— BEGIN —

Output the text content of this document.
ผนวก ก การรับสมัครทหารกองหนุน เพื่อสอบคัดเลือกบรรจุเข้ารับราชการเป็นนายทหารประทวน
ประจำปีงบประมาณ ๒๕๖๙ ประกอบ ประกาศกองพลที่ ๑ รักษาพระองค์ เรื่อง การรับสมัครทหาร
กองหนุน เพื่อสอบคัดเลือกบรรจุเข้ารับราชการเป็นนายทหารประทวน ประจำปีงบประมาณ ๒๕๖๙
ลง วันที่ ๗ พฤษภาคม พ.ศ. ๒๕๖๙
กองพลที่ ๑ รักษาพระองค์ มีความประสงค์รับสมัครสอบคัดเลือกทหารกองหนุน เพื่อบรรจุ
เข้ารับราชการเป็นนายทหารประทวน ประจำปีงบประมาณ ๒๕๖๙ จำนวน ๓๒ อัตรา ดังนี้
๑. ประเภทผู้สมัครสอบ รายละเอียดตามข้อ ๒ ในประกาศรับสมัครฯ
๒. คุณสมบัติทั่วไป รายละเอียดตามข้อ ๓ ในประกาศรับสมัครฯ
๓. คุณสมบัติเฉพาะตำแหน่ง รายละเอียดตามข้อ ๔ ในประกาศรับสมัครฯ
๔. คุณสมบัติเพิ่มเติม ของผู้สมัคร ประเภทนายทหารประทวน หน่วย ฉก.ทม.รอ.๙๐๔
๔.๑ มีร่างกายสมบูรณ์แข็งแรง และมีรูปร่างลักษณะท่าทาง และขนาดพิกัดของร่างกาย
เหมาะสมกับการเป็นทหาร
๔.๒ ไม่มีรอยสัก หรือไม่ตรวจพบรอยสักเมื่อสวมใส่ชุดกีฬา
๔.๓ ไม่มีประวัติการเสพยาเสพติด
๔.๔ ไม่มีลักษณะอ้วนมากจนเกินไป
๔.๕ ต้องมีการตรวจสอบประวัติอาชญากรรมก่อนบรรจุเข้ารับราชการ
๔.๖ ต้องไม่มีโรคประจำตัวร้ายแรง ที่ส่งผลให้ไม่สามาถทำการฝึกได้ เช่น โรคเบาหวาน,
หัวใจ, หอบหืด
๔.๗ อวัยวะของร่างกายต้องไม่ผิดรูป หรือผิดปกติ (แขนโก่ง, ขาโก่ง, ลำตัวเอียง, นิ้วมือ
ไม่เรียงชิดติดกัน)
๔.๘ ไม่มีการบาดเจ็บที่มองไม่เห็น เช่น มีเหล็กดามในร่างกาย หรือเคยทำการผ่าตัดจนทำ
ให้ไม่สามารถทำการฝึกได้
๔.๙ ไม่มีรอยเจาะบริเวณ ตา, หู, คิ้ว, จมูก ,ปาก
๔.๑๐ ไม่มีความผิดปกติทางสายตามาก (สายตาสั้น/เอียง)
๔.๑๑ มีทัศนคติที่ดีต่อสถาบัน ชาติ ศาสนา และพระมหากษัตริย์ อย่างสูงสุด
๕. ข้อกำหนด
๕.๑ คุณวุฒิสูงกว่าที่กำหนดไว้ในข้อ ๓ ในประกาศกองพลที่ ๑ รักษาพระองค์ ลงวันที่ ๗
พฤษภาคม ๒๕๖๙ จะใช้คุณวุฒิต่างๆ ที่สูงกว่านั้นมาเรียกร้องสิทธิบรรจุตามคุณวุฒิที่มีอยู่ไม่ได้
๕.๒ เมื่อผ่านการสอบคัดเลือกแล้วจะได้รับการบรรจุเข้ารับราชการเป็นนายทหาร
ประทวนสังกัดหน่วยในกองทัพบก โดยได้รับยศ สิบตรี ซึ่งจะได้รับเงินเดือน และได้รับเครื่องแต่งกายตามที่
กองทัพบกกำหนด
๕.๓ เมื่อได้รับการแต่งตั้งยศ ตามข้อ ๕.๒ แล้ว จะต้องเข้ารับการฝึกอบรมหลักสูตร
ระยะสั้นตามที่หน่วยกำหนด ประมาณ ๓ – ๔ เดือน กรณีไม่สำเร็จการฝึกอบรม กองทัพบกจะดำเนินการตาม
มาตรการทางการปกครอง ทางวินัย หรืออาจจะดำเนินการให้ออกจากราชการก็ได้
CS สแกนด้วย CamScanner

— END —

### [CHALLENGE]
Reproduce each entry exactly, leaving out nothing.

### [EXERCISE RESULT]
Output the text content of this document.
ผนวก ก การรับสมัครทหารกองหนุน เพื่อสอบคัดเลือกบรรจุเข้ารับราชการเป็นนายทหารประทวน
ประจำปีงบประมาณ ๒๕๖๙ ประกอบ ประกาศกองพลที่ ๑ รักษาพระองค์ เรื่อง การรับสมัครทหาร
กองหนุน เพื่อสอบคัดเลือกบรรจุเข้ารับราชการเป็นนายทหารประทวน ประจำปีงบประมาณ ๒๕๖๙
ลง วันที่ ๗ พฤษภาคม พ.ศ. ๒๕๖๙
กองพลที่ ๑ รักษาพระองค์ มีความประสงค์รับสมัครสอบคัดเลือกทหารกองหนุน เพื่อบรรจุ
เข้ารับราชการเป็นนายทหารประทวน ประจำปีงบประมาณ ๒๕๖๙ จำนวน ๓๒ อัตรา ดังนี้
๑. ประเภทผู้สมัครสอบ รายละเอียดตามข้อ ๒ ในประกาศรับสมัครฯ
๒. คุณสมบัติทั่วไป รายละเอียดตามข้อ ๓ ในประกาศรับสมัครฯ
๓. คุณสมบัติเฉพาะตำแหน่ง รายละเอียดตามข้อ ๔ ในประกาศรับสมัครฯ
๔. คุณสมบัติเพิ่มเติม ของผู้สมัคร ประเภทนายทหารประทวน หน่วย ฉก.ทม.รอ.๙๐๔
๔.๑ มีร่างกายสมบูรณ์แข็งแรง และมีรูปร่างลักษณะท่าทาง และขนาดพิกัดของร่างกาย
เหมาะสมกับการเป็นทหาร
๔.๒ ไม่มีรอยสัก หรือไม่ตรวจพบรอยสักเมื่อสวมใส่ชุดกีฬา
๔.๓ ไม่มีประวัติการเสพยาเสพติด
๔.๔ ไม่มีลักษณะอ้วนมากจนเกินไป
๔.๕ ต้องมีการตรวจสอบประวัติอาชญากรรมก่อนบรรจุเข้ารับราชการ
๔.๖ ต้องไม่มีโรคประจำตัวร้ายแรง ที่ส่งผลให้ไม่สามาถทำการฝึกได้ เช่น โรคเบาหวาน,
หัวใจ, หอบหืด
๔.๗ อวัยวะของร่างกายต้องไม่ผิดรูป หรือผิดปกติ (แขนโก่ง, ขาโก่ง, ลำตัวเอียง, นิ้วมือ
ไม่เรียงชิดติดกัน)
๔.๘ ไม่มีการบาดเจ็บที่มองไม่เห็น เช่น มีเหล็กดามในร่างกาย หรือเคยทำการผ่าตัดจนทำ
ให้ไม่สามารถทำการฝึกได้
๔.๙ ไม่มีรอยเจาะบริเวณ ตา, หู, คิ้ว, จมูก ,ปาก
๔.๑๐ ไม่มีความผิดปกติทางสายตามาก (สายตาสั้น/เอียง)
๔.๑๑ มีทัศนคติที่ดีต่อสถาบัน ชาติ ศาสนา และพระมหากษัตริย์ อย่างสูงสุด
๕. ข้อกำหนด
๕.๑ คุณวุฒิสูงกว่าที่กำหนดไว้ในข้อ ๓ ในประกาศกองพลที่ ๑ รักษาพระองค์ ลงวันที่ ๗
พฤษภาคม ๒๕๖๙ จะใช้คุณวุฒิต่างๆ ที่สูงกว่านั้นมาเรียกร้องสิทธิบรรจุตามคุณวุฒิที่มีอยู่ไม่ได้
๕.๒ เมื่อผ่านการสอบคัดเลือกแล้วจะได้รับการบรรจุเข้ารับราชการเป็นนายทหาร
ประทวนสังกัดหน่วยในกองทัพบก โดยได้รับยศ สิบตรี ซึ่งจะได้รับเงินเดือน และได้รับเครื่องแต่งกายตามที่
กองทัพบกกำหนด
๕.๓ เมื่อได้รับการแต่งตั้งยศ ตามข้อ ๕.๒ แล้ว จะต้องเข้ารับการฝึกอบรมหลักสูตร
ระยะสั้นตามที่หน่วยกำหนด ประมาณ ๓ – ๔ เดือน กรณีไม่สำเร็จการฝึกอบรม กองทัพบกจะดำเนินการตาม
มาตรการทางการปกครอง ทางวินัย หรืออาจจะดำเนินการให้ออกจากราชการก็ได้
CS สแกนด้วย CamScanner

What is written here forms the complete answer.